Written exercise
Below are some records; repeat them all exactly, minus the pictures.

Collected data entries

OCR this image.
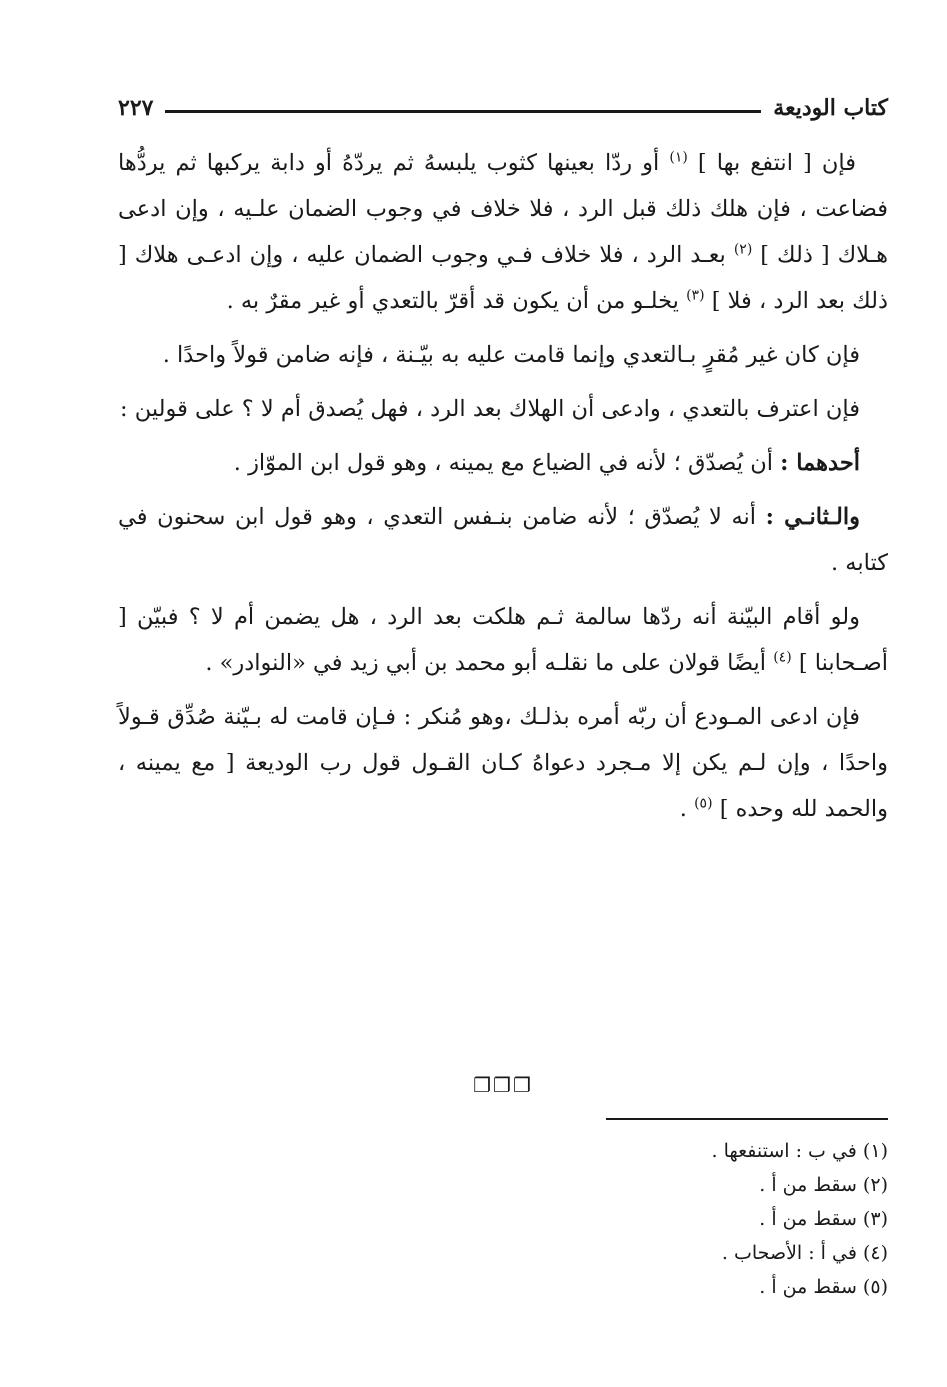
كتاب الوديعة
٢٢٧

فإن [ انتفع بها ] $^{(١)}$ أو ردّا بعينها كثوب يلبسهُ ثم يردّهُ أو دابة يركبها ثم يردُّها فضاعت ، فإن هلك ذلك قبل الرد ، فلا خلاف في وجوب الضمان علـيه ، وإن ادعى هـلاك [ ذلك ] $^{(٢)}$ بعـد الرد ، فلا خلاف فـي وجوب الضمان عليه ، وإن ادعـى هلاك [ ذلك بعد الرد ، فلا ] $^{(٣)}$ يخلـو من أن يكون قد أقرّ بالتعدي أو غير مقرٌ به .

فإن كان غير مُقرٍ بـالتعدي وإنما قامت عليه به بيّـنة ، فإنه ضامن قولاً واحدًا .

فإن اعترف بالتعدي ، وادعى أن الهلاك بعد الرد ، فهل يُصدق أم لا ؟ على قولين :

أحدهما : أن يُصدّق ؛ لأنه في الضياع مع يمينه ، وهو قول ابن الموّاز .

والـثانـي : أنه لا يُصدّق ؛ لأنه ضامن بنـفس التعدي ، وهو قول ابن سحنون في كتابه .

ولو أقام البيّنة أنه ردّها سالمة ثـم هلكت بعد الرد ، هل يضمن أم لا ؟ فبيّن [ أصـحابنا ] $^{(٤)}$ أيضًا قولان على ما نقلـه أبو محمد بن أبي زيد في «النوادر» .

فإن ادعى المـودع أن ربّه أمره بذلـك ،وهو مُنكر : فـإن قامت له بـيّنة صُدِّق قـولاً واحدًا ، وإن لـم يكن إلا مـجرد دعواهُ كـان القـول قول رب الوديعة [ مع يمينه ، والحمد لله وحده ] $^{(٥)}$ .

❐❐❐
(١) في ب : استنفعها .
(٢) سقط من أ .
(٣) سقط من أ .
(٤) في أ : الأصحاب .
(٥) سقط من أ .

Reply
OCR this image.
كتاب الوديعة
٢٢٧

فإن [ انتفع بها ] $^{(١)}$ أو ردّا بعينها كثوب يلبسهُ ثم يردّهُ أو دابة يركبها ثم يردُّها فضاعت ، فإن هلك ذلك قبل الرد ، فلا خلاف في وجوب الضمان علـيه ، وإن ادعى هـلاك [ ذلك ] $^{(٢)}$ بعـد الرد ، فلا خلاف فـي وجوب الضمان عليه ، وإن ادعـى هلاك [ ذلك بعد الرد ، فلا ] $^{(٣)}$ يخلـو من أن يكون قد أقرّ بالتعدي أو غير مقرٌ به .

فإن كان غير مُقرٍ بـالتعدي وإنما قامت عليه به بيّـنة ، فإنه ضامن قولاً واحدًا .

فإن اعترف بالتعدي ، وادعى أن الهلاك بعد الرد ، فهل يُصدق أم لا ؟ على قولين :

أحدهما : أن يُصدّق ؛ لأنه في الضياع مع يمينه ، وهو قول ابن الموّاز .

والـثانـي : أنه لا يُصدّق ؛ لأنه ضامن بنـفس التعدي ، وهو قول ابن سحنون في كتابه .

ولو أقام البيّنة أنه ردّها سالمة ثـم هلكت بعد الرد ، هل يضمن أم لا ؟ فبيّن [ أصـحابنا ] $^{(٤)}$ أيضًا قولان على ما نقلـه أبو محمد بن أبي زيد في «النوادر» .

فإن ادعى المـودع أن ربّه أمره بذلـك ،وهو مُنكر : فـإن قامت له بـيّنة صُدِّق قـولاً واحدًا ، وإن لـم يكن إلا مـجرد دعواهُ كـان القـول قول رب الوديعة [ مع يمينه ، والحمد لله وحده ] $^{(٥)}$ .

❐❐❐
(١) في ب : استنفعها .
(٢) سقط من أ .
(٣) سقط من أ .
(٤) في أ : الأصحاب .
(٥) سقط من أ .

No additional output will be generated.